▶ [SET EXERCISE]
Return every line below as is, leaving out the pictures.

▶ [STORED ROWS]
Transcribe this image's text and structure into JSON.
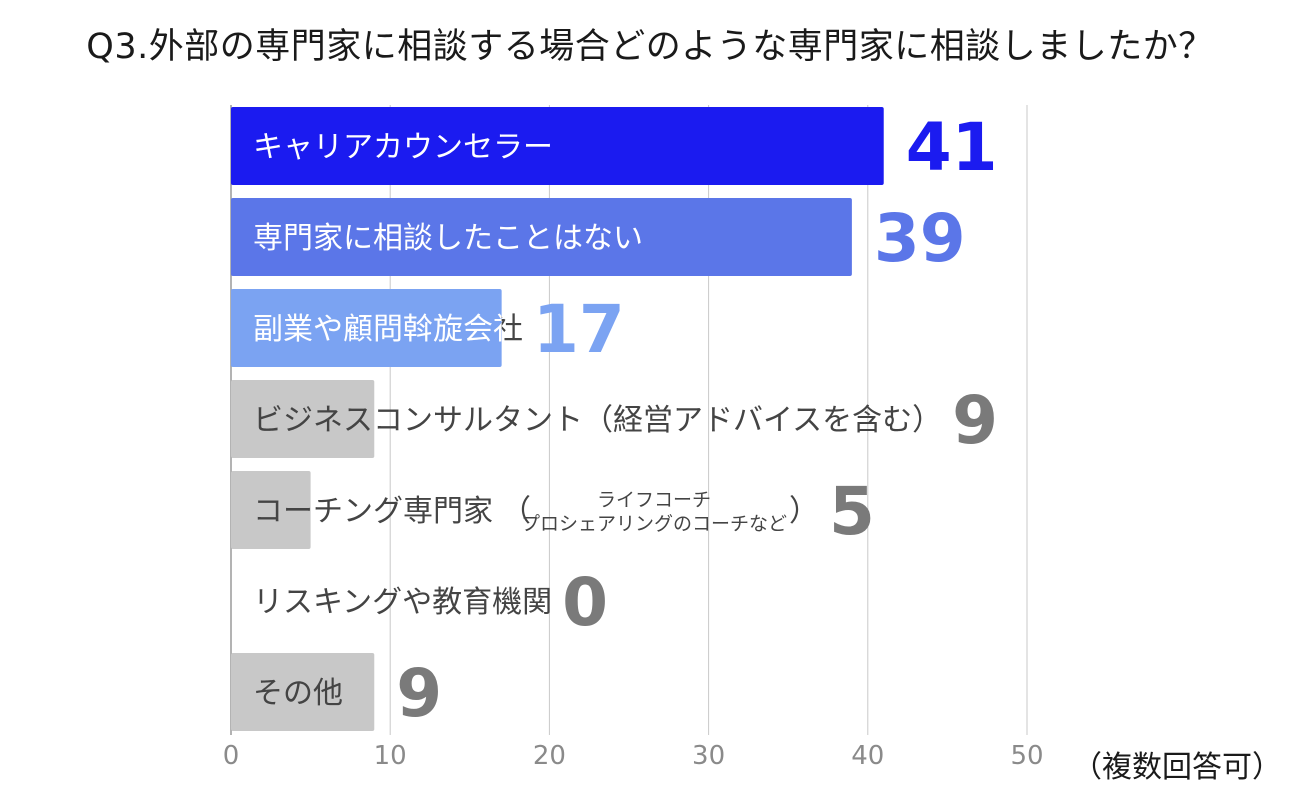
{
  "chart_data": {
    "type": "bar",
    "orientation": "horizontal",
    "title": "Q3.外部の専門家に相談する場合どのような専門家に相談しましたか？",
    "note": "（複数回答可）",
    "xlabel": "",
    "ylabel": "",
    "xlim": [
      0,
      50
    ],
    "xticks": [
      0,
      10,
      20,
      30,
      40,
      50
    ],
    "grid": true,
    "categories": [
      "キャリアカウンセラー",
      "専門家に相談したことはない",
      "副業や顧問斡旋会社",
      "ビジネスコンサルタント（経営アドバイスを含む）",
      "コーチング専門家（ライフコーチ プロシェアリングのコーチなど）",
      "リスキングや教育機関",
      "その他"
    ],
    "label_parts": [
      {
        "main": "キャリアカウンセラー"
      },
      {
        "main": "専門家に相談したことはない"
      },
      {
        "main": "副業や顧問斡旋会社"
      },
      {
        "main": "ビジネスコンサルタント（経営アドバイスを含む）"
      },
      {
        "main": "コーチング専門家",
        "open": "（",
        "sub1": "ライフコーチ",
        "sub2": "プロシェアリングのコーチなど",
        "close": "）"
      },
      {
        "main": "リスキングや教育機関"
      },
      {
        "main": "その他"
      }
    ],
    "values": [
      41,
      39,
      17,
      9,
      5,
      0,
      9
    ],
    "bar_colors": [
      "#1b1bf0",
      "#5b76e8",
      "#7ba3f2",
      "#c8c8c8",
      "#c8c8c8",
      "#c8c8c8",
      "#c8c8c8"
    ],
    "label_colors": [
      "#ffffff",
      "#ffffff",
      "#ffffff",
      "#444444",
      "#444444",
      "#444444",
      "#444444"
    ],
    "value_colors": [
      "#1b1bf0",
      "#5b76e8",
      "#7ba3f2",
      "#7a7a7a",
      "#7a7a7a",
      "#7a7a7a",
      "#7a7a7a"
    ]
  }
}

▶ [FINISHED EXERCISE]
Transcribe this image's text and structure into JSON.
{
  "chart_data": {
    "type": "bar",
    "orientation": "horizontal",
    "title": "Q3.外部の専門家に相談する場合どのような専門家に相談しましたか？",
    "note": "（複数回答可）",
    "xlabel": "",
    "ylabel": "",
    "xlim": [
      0,
      50
    ],
    "xticks": [
      0,
      10,
      20,
      30,
      40,
      50
    ],
    "grid": true,
    "categories": [
      "キャリアカウンセラー",
      "専門家に相談したことはない",
      "副業や顧問斡旋会社",
      "ビジネスコンサルタント（経営アドバイスを含む）",
      "コーチング専門家（ライフコーチ プロシェアリングのコーチなど）",
      "リスキングや教育機関",
      "その他"
    ],
    "label_parts": [
      {
        "main": "キャリアカウンセラー"
      },
      {
        "main": "専門家に相談したことはない"
      },
      {
        "main": "副業や顧問斡旋会社"
      },
      {
        "main": "ビジネスコンサルタント（経営アドバイスを含む）"
      },
      {
        "main": "コーチング専門家",
        "open": "（",
        "sub1": "ライフコーチ",
        "sub2": "プロシェアリングのコーチなど",
        "close": "）"
      },
      {
        "main": "リスキングや教育機関"
      },
      {
        "main": "その他"
      }
    ],
    "values": [
      41,
      39,
      17,
      9,
      5,
      0,
      9
    ],
    "bar_colors": [
      "#1b1bf0",
      "#5b76e8",
      "#7ba3f2",
      "#c8c8c8",
      "#c8c8c8",
      "#c8c8c8",
      "#c8c8c8"
    ],
    "label_colors": [
      "#ffffff",
      "#ffffff",
      "#ffffff",
      "#444444",
      "#444444",
      "#444444",
      "#444444"
    ],
    "value_colors": [
      "#1b1bf0",
      "#5b76e8",
      "#7ba3f2",
      "#7a7a7a",
      "#7a7a7a",
      "#7a7a7a",
      "#7a7a7a"
    ]
  }
}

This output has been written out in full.